Task brief
Copy out all the records, word for word.

Provided data
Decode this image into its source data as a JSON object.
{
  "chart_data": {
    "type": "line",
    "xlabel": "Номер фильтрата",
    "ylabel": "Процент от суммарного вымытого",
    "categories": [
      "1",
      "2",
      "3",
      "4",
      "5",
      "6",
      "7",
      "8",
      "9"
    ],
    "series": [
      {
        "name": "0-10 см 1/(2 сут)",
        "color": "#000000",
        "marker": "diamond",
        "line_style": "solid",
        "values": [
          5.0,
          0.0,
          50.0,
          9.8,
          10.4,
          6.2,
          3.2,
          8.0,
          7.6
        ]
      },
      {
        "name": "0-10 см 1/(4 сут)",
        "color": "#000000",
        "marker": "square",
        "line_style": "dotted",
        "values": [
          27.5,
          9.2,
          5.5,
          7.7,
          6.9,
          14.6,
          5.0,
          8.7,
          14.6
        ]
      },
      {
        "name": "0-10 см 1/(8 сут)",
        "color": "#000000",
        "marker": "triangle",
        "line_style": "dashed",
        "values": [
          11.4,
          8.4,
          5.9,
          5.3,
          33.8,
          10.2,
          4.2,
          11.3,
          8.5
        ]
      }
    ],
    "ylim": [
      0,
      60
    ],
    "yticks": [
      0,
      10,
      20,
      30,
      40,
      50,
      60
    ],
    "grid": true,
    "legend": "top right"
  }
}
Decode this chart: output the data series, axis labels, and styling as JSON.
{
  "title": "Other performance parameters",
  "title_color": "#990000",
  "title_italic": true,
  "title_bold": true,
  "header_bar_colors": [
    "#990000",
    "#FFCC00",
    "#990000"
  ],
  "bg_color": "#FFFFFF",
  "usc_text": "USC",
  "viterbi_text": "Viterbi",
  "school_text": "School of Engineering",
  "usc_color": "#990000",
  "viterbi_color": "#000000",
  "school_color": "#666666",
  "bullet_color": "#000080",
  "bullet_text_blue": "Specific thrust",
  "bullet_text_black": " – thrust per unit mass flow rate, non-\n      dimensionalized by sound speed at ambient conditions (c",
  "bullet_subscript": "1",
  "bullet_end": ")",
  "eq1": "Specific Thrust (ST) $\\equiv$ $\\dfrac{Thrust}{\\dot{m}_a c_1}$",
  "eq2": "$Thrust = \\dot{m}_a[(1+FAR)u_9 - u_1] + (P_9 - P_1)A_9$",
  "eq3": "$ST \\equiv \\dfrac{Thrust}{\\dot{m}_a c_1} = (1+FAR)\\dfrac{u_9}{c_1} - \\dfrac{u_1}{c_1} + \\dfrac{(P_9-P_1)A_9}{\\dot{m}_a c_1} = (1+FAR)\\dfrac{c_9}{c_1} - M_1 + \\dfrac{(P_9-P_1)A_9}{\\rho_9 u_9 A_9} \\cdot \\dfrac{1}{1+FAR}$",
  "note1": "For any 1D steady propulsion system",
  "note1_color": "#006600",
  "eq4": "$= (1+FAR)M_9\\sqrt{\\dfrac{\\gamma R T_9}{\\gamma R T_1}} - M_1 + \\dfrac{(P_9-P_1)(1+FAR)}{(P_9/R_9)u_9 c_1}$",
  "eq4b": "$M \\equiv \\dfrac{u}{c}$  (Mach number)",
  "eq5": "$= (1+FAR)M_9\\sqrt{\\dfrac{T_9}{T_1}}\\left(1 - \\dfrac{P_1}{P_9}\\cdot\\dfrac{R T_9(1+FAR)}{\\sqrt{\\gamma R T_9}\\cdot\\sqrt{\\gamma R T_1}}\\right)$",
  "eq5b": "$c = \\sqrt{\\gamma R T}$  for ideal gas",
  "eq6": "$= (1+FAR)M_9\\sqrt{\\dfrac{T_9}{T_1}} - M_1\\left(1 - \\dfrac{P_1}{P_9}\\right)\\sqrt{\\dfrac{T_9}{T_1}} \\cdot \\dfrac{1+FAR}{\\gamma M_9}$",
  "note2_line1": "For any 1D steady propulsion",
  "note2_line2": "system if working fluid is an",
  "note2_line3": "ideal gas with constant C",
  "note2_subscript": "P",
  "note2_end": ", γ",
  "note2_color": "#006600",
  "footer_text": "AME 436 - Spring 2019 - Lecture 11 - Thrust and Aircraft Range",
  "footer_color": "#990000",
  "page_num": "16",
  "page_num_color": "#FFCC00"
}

The result
Decode this image into its source data as a JSON object.
{
  "chart_data": {
    "type": "line",
    "xlabel": "Номер фильтрата",
    "ylabel": "Процент от суммарного вымытого",
    "categories": [
      "1",
      "2",
      "3",
      "4",
      "5",
      "6",
      "7",
      "8",
      "9"
    ],
    "series": [
      {
        "name": "0-10 см 1/(2 сут)",
        "color": "#000000",
        "marker": "diamond",
        "line_style": "solid",
        "values": [
          5.0,
          0.0,
          50.0,
          9.8,
          10.4,
          6.2,
          3.2,
          8.0,
          7.6
        ]
      },
      {
        "name": "0-10 см 1/(4 сут)",
        "color": "#000000",
        "marker": "square",
        "line_style": "dotted",
        "values": [
          27.5,
          9.2,
          5.5,
          7.7,
          6.9,
          14.6,
          5.0,
          8.7,
          14.6
        ]
      },
      {
        "name": "0-10 см 1/(8 сут)",
        "color": "#000000",
        "marker": "triangle",
        "line_style": "dashed",
        "values": [
          11.4,
          8.4,
          5.9,
          5.3,
          33.8,
          10.2,
          4.2,
          11.3,
          8.5
        ]
      }
    ],
    "ylim": [
      0,
      60
    ],
    "yticks": [
      0,
      10,
      20,
      30,
      40,
      50,
      60
    ],
    "grid": true,
    "legend": "top right"
  }
}
Decode this chart: output the data series, axis labels, and styling as JSON.
{
  "title": "Other performance parameters",
  "title_color": "#990000",
  "title_italic": true,
  "title_bold": true,
  "header_bar_colors": [
    "#990000",
    "#FFCC00",
    "#990000"
  ],
  "bg_color": "#FFFFFF",
  "usc_text": "USC",
  "viterbi_text": "Viterbi",
  "school_text": "School of Engineering",
  "usc_color": "#990000",
  "viterbi_color": "#000000",
  "school_color": "#666666",
  "bullet_color": "#000080",
  "bullet_text_blue": "Specific thrust",
  "bullet_text_black": " – thrust per unit mass flow rate, non-\n      dimensionalized by sound speed at ambient conditions (c",
  "bullet_subscript": "1",
  "bullet_end": ")",
  "eq1": "Specific Thrust (ST) $\\equiv$ $\\dfrac{Thrust}{\\dot{m}_a c_1}$",
  "eq2": "$Thrust = \\dot{m}_a[(1+FAR)u_9 - u_1] + (P_9 - P_1)A_9$",
  "eq3": "$ST \\equiv \\dfrac{Thrust}{\\dot{m}_a c_1} = (1+FAR)\\dfrac{u_9}{c_1} - \\dfrac{u_1}{c_1} + \\dfrac{(P_9-P_1)A_9}{\\dot{m}_a c_1} = (1+FAR)\\dfrac{c_9}{c_1} - M_1 + \\dfrac{(P_9-P_1)A_9}{\\rho_9 u_9 A_9} \\cdot \\dfrac{1}{1+FAR}$",
  "note1": "For any 1D steady propulsion system",
  "note1_color": "#006600",
  "eq4": "$= (1+FAR)M_9\\sqrt{\\dfrac{\\gamma R T_9}{\\gamma R T_1}} - M_1 + \\dfrac{(P_9-P_1)(1+FAR)}{(P_9/R_9)u_9 c_1}$",
  "eq4b": "$M \\equiv \\dfrac{u}{c}$  (Mach number)",
  "eq5": "$= (1+FAR)M_9\\sqrt{\\dfrac{T_9}{T_1}}\\left(1 - \\dfrac{P_1}{P_9}\\cdot\\dfrac{R T_9(1+FAR)}{\\sqrt{\\gamma R T_9}\\cdot\\sqrt{\\gamma R T_1}}\\right)$",
  "eq5b": "$c = \\sqrt{\\gamma R T}$  for ideal gas",
  "eq6": "$= (1+FAR)M_9\\sqrt{\\dfrac{T_9}{T_1}} - M_1\\left(1 - \\dfrac{P_1}{P_9}\\right)\\sqrt{\\dfrac{T_9}{T_1}} \\cdot \\dfrac{1+FAR}{\\gamma M_9}$",
  "note2_line1": "For any 1D steady propulsion",
  "note2_line2": "system if working fluid is an",
  "note2_line3": "ideal gas with constant C",
  "note2_subscript": "P",
  "note2_end": ", γ",
  "note2_color": "#006600",
  "footer_text": "AME 436 - Spring 2019 - Lecture 11 - Thrust and Aircraft Range",
  "footer_color": "#990000",
  "page_num": "16",
  "page_num_color": "#FFCC00"
}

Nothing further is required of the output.